### TASK
Copy the data below exactly, omitting any picture it contains.

Records from a collection of figures:
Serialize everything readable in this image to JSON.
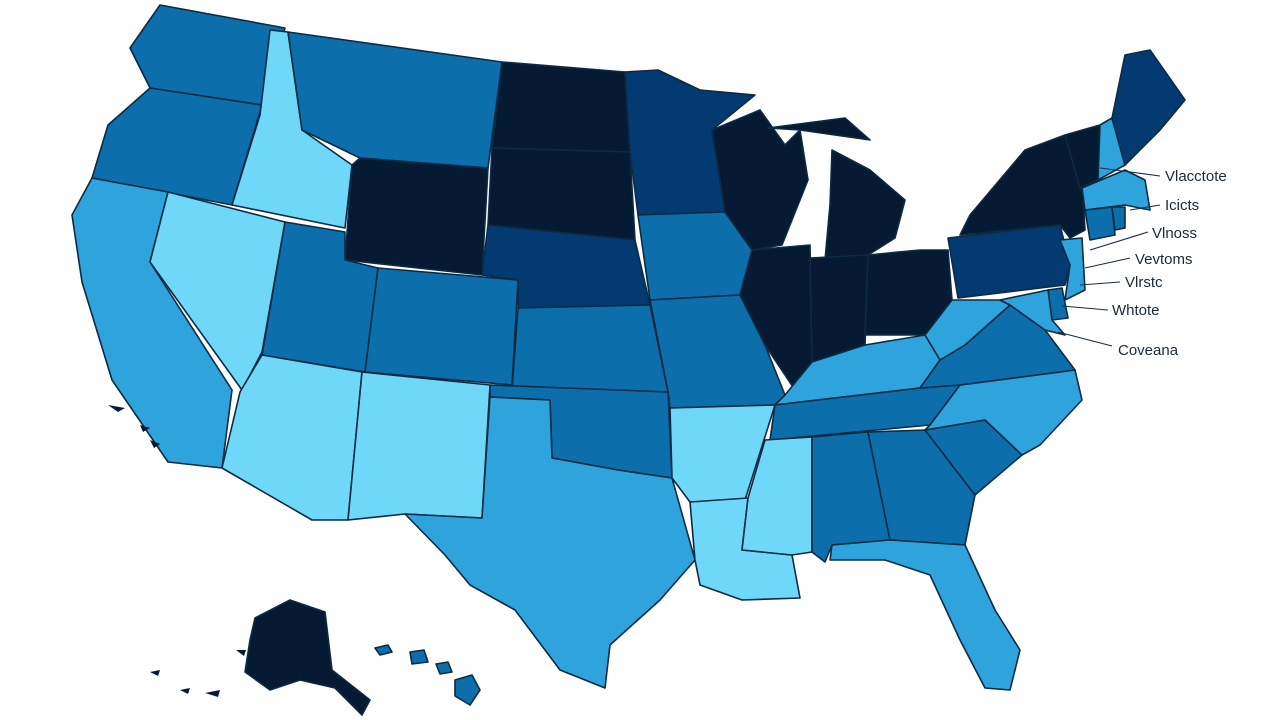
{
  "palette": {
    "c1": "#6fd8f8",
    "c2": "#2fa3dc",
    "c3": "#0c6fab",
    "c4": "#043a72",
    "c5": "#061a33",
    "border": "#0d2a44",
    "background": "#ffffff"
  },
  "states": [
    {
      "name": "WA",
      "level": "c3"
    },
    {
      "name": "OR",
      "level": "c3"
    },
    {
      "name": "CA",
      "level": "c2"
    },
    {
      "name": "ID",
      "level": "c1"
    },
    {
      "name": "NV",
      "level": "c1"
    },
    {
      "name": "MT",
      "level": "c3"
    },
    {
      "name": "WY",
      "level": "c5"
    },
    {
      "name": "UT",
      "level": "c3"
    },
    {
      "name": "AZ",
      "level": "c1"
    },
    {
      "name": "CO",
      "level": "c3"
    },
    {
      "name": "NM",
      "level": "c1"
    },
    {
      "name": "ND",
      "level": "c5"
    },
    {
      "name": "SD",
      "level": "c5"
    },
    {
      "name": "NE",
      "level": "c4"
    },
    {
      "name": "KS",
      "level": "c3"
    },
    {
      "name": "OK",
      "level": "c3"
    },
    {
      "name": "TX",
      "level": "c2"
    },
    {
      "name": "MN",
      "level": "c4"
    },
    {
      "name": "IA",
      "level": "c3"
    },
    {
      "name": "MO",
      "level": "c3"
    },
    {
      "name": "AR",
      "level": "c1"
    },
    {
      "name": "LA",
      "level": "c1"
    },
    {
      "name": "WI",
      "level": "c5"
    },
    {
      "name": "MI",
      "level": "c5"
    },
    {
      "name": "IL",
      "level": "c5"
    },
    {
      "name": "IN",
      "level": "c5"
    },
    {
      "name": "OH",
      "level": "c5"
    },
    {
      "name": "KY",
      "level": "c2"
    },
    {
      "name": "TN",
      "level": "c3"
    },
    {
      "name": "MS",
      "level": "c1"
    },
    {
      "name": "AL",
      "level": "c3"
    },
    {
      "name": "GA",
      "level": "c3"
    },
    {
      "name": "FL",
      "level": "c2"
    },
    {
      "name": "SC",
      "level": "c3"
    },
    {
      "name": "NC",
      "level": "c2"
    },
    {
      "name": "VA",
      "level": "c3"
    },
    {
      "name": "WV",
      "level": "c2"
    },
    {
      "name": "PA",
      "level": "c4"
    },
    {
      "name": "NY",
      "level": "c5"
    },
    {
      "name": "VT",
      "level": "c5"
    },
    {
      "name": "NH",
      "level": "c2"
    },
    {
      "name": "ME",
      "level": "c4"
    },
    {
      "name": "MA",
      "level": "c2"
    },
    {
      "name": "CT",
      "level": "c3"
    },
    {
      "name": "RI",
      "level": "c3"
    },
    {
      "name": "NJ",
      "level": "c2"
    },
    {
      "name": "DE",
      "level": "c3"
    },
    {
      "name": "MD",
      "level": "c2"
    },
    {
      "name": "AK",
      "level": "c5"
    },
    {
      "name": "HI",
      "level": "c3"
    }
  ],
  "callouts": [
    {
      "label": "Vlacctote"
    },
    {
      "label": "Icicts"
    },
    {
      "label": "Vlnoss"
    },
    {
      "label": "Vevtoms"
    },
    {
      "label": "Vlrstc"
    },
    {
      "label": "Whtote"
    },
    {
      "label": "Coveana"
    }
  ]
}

### CORRECT RESULT
Serialize everything readable in this image to JSON.
{
  "palette": {
    "c1": "#6fd8f8",
    "c2": "#2fa3dc",
    "c3": "#0c6fab",
    "c4": "#043a72",
    "c5": "#061a33",
    "border": "#0d2a44",
    "background": "#ffffff"
  },
  "states": [
    {
      "name": "WA",
      "level": "c3"
    },
    {
      "name": "OR",
      "level": "c3"
    },
    {
      "name": "CA",
      "level": "c2"
    },
    {
      "name": "ID",
      "level": "c1"
    },
    {
      "name": "NV",
      "level": "c1"
    },
    {
      "name": "MT",
      "level": "c3"
    },
    {
      "name": "WY",
      "level": "c5"
    },
    {
      "name": "UT",
      "level": "c3"
    },
    {
      "name": "AZ",
      "level": "c1"
    },
    {
      "name": "CO",
      "level": "c3"
    },
    {
      "name": "NM",
      "level": "c1"
    },
    {
      "name": "ND",
      "level": "c5"
    },
    {
      "name": "SD",
      "level": "c5"
    },
    {
      "name": "NE",
      "level": "c4"
    },
    {
      "name": "KS",
      "level": "c3"
    },
    {
      "name": "OK",
      "level": "c3"
    },
    {
      "name": "TX",
      "level": "c2"
    },
    {
      "name": "MN",
      "level": "c4"
    },
    {
      "name": "IA",
      "level": "c3"
    },
    {
      "name": "MO",
      "level": "c3"
    },
    {
      "name": "AR",
      "level": "c1"
    },
    {
      "name": "LA",
      "level": "c1"
    },
    {
      "name": "WI",
      "level": "c5"
    },
    {
      "name": "MI",
      "level": "c5"
    },
    {
      "name": "IL",
      "level": "c5"
    },
    {
      "name": "IN",
      "level": "c5"
    },
    {
      "name": "OH",
      "level": "c5"
    },
    {
      "name": "KY",
      "level": "c2"
    },
    {
      "name": "TN",
      "level": "c3"
    },
    {
      "name": "MS",
      "level": "c1"
    },
    {
      "name": "AL",
      "level": "c3"
    },
    {
      "name": "GA",
      "level": "c3"
    },
    {
      "name": "FL",
      "level": "c2"
    },
    {
      "name": "SC",
      "level": "c3"
    },
    {
      "name": "NC",
      "level": "c2"
    },
    {
      "name": "VA",
      "level": "c3"
    },
    {
      "name": "WV",
      "level": "c2"
    },
    {
      "name": "PA",
      "level": "c4"
    },
    {
      "name": "NY",
      "level": "c5"
    },
    {
      "name": "VT",
      "level": "c5"
    },
    {
      "name": "NH",
      "level": "c2"
    },
    {
      "name": "ME",
      "level": "c4"
    },
    {
      "name": "MA",
      "level": "c2"
    },
    {
      "name": "CT",
      "level": "c3"
    },
    {
      "name": "RI",
      "level": "c3"
    },
    {
      "name": "NJ",
      "level": "c2"
    },
    {
      "name": "DE",
      "level": "c3"
    },
    {
      "name": "MD",
      "level": "c2"
    },
    {
      "name": "AK",
      "level": "c5"
    },
    {
      "name": "HI",
      "level": "c3"
    }
  ],
  "callouts": [
    {
      "label": "Vlacctote"
    },
    {
      "label": "Icicts"
    },
    {
      "label": "Vlnoss"
    },
    {
      "label": "Vevtoms"
    },
    {
      "label": "Vlrstc"
    },
    {
      "label": "Whtote"
    },
    {
      "label": "Coveana"
    }
  ]
}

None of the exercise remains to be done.